#### Document passage
No doubt historical aviataion enthusiasts are thrilled at the prospect of flying in formation and being told off when they veer so much as a few dozen feet too high, too low, too far ahead or whatever, but it's just not the kind of thing that's possible to get excited about. Worse, unlike so many previous games in other franchises, there's no "skip ahead" option to the next sequence - the best that Pacific Fighters offers is a fast-forward time clock.
Of course, there are some strange things that the AI does and expects a player to do on his sorties. A favorite tactic of close air support aircraft like IL-2s is to find their objective (a town or an armored column), line up and hit it - all from the same side. Not being a World War II IL-2 pilot myself I can't exactly testify whether or not this is historically accurate, but it doesn't seem like very effective. After all, it permits the enemy the ability to focus their AA fire in only one direction without having to worry about splitting it. Should the player decide to try something independent, he'll quickly receive complaints from his AI flight leader in the radio chatter.
Much of the appeal of the game is in multiplayer for many players. There is no tougher competition than a living human being, especially when he has two years of experience under his belt, a Saitek X-45 or X-52 HOTAS system, rudder pedals, and using TrackIR is second nature to him... while you fly in with your Microsoft Sidewinder and keyboard. On top of that, many of the most popular servers disable padlock - so not only are you without the goodies, you don't even get built-in software assistance.
########
**Required action:** Translate into Spanish this sentence from the Pacific Fighters review above: "Much of the appeal of the game is in multiplayer for many players."
#### Entries provided
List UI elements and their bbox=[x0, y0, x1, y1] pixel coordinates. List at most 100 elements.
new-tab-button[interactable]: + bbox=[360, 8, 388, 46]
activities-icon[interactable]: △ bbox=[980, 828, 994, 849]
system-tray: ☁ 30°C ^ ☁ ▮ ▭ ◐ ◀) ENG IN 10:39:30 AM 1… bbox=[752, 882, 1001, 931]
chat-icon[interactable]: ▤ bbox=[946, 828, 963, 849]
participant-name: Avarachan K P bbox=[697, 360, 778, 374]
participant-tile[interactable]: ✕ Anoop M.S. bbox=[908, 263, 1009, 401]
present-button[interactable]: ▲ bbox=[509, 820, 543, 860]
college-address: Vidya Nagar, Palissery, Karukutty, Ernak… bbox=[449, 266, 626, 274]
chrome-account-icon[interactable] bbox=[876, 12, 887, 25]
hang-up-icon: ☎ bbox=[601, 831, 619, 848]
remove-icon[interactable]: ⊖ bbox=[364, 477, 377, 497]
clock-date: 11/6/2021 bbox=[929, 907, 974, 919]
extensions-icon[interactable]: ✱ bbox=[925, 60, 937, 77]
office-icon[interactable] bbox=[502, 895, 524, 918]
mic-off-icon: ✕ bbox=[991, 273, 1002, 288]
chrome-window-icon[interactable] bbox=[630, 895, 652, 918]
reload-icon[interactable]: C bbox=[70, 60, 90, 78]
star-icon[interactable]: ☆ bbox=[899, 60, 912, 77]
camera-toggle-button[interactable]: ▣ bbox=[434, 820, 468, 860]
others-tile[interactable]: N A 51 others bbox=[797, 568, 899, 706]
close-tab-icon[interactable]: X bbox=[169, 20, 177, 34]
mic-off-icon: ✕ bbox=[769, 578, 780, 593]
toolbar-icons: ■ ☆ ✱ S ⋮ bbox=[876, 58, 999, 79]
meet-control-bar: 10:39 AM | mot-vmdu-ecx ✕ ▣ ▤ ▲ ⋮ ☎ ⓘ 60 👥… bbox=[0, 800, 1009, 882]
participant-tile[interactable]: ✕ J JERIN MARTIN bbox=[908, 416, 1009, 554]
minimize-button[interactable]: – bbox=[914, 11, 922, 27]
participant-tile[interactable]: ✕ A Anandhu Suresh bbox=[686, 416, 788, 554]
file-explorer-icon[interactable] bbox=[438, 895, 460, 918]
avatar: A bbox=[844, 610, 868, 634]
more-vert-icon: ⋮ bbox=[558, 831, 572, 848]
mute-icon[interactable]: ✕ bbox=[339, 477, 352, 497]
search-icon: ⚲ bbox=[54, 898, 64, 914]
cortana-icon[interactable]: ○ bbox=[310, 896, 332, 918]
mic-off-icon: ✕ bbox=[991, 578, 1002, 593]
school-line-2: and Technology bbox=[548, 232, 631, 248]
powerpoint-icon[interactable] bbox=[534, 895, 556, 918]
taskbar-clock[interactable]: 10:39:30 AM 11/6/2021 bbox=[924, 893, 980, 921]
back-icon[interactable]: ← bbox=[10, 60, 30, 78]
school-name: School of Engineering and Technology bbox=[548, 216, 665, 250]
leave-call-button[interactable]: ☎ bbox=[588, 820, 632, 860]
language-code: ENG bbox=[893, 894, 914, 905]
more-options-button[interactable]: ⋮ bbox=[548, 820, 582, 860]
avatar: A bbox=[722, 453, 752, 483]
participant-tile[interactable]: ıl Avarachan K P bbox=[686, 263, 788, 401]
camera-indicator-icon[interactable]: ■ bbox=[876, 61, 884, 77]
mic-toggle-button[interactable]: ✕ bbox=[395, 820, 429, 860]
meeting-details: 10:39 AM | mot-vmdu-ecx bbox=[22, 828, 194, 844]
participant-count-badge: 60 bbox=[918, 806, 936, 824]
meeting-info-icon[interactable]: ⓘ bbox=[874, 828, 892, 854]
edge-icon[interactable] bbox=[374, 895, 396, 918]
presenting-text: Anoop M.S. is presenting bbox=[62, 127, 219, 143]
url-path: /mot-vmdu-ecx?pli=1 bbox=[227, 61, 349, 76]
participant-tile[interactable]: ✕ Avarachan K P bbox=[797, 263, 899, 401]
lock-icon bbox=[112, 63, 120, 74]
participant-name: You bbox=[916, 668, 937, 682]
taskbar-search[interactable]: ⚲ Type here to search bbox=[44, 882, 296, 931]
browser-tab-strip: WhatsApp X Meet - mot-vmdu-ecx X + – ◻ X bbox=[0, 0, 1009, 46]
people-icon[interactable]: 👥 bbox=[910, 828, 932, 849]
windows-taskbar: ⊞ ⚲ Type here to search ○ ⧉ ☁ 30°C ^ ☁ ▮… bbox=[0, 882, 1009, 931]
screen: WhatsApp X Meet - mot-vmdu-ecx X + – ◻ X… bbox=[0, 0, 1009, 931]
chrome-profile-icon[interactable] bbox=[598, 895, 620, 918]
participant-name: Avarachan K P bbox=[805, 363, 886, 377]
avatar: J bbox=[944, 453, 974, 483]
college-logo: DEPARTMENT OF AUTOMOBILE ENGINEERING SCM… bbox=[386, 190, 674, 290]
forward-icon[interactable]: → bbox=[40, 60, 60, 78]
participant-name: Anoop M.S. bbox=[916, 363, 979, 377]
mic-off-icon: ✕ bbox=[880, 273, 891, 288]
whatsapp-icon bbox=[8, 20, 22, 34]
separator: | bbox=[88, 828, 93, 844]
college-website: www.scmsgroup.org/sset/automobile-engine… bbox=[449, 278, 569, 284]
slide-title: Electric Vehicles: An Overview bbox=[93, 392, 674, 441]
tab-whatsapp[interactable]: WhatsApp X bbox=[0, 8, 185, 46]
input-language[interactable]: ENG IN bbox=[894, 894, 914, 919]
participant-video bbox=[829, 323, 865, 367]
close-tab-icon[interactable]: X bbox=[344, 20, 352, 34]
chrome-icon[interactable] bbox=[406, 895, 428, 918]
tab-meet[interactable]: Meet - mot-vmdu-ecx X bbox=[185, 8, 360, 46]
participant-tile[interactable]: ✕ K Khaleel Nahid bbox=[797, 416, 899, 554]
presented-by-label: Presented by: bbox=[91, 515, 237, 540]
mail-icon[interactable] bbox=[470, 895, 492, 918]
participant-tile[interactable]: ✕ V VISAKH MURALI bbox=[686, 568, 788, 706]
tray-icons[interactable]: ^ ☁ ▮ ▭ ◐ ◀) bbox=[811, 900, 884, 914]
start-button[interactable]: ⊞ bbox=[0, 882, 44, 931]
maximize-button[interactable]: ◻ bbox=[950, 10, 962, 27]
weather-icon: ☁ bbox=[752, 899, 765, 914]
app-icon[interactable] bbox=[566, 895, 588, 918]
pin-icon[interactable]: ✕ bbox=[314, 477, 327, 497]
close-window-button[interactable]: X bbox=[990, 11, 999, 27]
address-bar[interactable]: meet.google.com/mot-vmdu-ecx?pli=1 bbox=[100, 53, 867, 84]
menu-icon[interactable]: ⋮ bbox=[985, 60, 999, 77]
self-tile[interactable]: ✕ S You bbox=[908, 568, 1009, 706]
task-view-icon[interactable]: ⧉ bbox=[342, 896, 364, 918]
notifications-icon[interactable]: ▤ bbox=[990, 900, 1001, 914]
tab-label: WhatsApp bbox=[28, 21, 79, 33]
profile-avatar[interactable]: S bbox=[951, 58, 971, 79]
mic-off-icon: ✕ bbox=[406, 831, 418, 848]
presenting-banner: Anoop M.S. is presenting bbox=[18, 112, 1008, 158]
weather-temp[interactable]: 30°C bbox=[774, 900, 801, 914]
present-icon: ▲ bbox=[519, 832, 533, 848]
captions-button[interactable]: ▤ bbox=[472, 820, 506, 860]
########
**Answer below:** Para muchos jugadores, gran parte del atractivo del juego está en el modo multijugador.